DESCRIPTION OF THE TASK:
In the records below, locate the line containing "Transcribe this image's"; output that line and every following line through the last, exactly.

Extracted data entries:
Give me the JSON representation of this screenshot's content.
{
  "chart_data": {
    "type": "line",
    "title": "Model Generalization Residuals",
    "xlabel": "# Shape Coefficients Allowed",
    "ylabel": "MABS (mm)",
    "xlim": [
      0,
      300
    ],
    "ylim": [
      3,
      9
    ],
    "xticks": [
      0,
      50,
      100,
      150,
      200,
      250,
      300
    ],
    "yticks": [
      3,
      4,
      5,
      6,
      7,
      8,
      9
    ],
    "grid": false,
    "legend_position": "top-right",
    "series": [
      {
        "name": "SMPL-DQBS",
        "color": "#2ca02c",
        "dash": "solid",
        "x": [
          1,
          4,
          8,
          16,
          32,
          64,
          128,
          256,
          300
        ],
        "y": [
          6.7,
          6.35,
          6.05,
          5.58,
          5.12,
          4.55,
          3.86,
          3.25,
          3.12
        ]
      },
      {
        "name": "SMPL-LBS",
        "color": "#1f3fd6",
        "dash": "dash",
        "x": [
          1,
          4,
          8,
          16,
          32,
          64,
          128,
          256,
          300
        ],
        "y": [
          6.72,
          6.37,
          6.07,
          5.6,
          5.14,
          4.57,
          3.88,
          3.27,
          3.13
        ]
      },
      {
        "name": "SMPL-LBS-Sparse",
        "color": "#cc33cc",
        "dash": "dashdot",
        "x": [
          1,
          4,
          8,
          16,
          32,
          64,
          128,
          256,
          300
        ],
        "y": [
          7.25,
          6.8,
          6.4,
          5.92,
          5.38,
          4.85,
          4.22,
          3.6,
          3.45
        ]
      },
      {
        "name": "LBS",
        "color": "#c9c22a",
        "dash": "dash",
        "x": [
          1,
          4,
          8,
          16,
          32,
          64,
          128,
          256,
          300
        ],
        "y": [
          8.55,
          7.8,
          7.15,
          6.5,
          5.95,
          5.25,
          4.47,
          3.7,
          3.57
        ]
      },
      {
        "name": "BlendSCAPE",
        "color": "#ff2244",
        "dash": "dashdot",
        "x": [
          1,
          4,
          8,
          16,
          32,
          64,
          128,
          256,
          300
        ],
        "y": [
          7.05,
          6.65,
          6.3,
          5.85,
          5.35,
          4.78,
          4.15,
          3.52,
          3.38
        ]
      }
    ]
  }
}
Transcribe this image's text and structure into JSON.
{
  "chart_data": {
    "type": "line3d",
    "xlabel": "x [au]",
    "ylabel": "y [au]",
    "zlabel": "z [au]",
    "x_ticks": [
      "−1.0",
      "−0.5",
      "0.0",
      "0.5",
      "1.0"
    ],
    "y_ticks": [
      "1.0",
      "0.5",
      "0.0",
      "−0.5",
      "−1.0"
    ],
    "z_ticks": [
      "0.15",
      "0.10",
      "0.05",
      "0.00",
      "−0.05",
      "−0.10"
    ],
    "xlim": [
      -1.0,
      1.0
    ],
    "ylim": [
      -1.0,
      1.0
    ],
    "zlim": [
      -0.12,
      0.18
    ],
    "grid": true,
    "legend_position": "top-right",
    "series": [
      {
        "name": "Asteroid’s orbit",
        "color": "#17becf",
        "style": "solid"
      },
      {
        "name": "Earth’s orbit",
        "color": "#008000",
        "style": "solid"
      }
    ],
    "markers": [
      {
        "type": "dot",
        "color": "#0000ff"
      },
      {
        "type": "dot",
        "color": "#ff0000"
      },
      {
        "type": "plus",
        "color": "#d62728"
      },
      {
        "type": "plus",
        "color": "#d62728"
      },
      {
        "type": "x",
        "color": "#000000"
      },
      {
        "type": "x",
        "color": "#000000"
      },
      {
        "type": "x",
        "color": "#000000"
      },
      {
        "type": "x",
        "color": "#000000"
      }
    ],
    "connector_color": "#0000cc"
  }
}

THE OUTPUT:
Transcribe this image's text and structure into JSON.
{
  "chart_data": {
    "type": "line3d",
    "xlabel": "x [au]",
    "ylabel": "y [au]",
    "zlabel": "z [au]",
    "x_ticks": [
      "−1.0",
      "−0.5",
      "0.0",
      "0.5",
      "1.0"
    ],
    "y_ticks": [
      "1.0",
      "0.5",
      "0.0",
      "−0.5",
      "−1.0"
    ],
    "z_ticks": [
      "0.15",
      "0.10",
      "0.05",
      "0.00",
      "−0.05",
      "−0.10"
    ],
    "xlim": [
      -1.0,
      1.0
    ],
    "ylim": [
      -1.0,
      1.0
    ],
    "zlim": [
      -0.12,
      0.18
    ],
    "grid": true,
    "legend_position": "top-right",
    "series": [
      {
        "name": "Asteroid’s orbit",
        "color": "#17becf",
        "style": "solid"
      },
      {
        "name": "Earth’s orbit",
        "color": "#008000",
        "style": "solid"
      }
    ],
    "markers": [
      {
        "type": "dot",
        "color": "#0000ff"
      },
      {
        "type": "dot",
        "color": "#ff0000"
      },
      {
        "type": "plus",
        "color": "#d62728"
      },
      {
        "type": "plus",
        "color": "#d62728"
      },
      {
        "type": "x",
        "color": "#000000"
      },
      {
        "type": "x",
        "color": "#000000"
      },
      {
        "type": "x",
        "color": "#000000"
      },
      {
        "type": "x",
        "color": "#000000"
      }
    ],
    "connector_color": "#0000cc"
  }
}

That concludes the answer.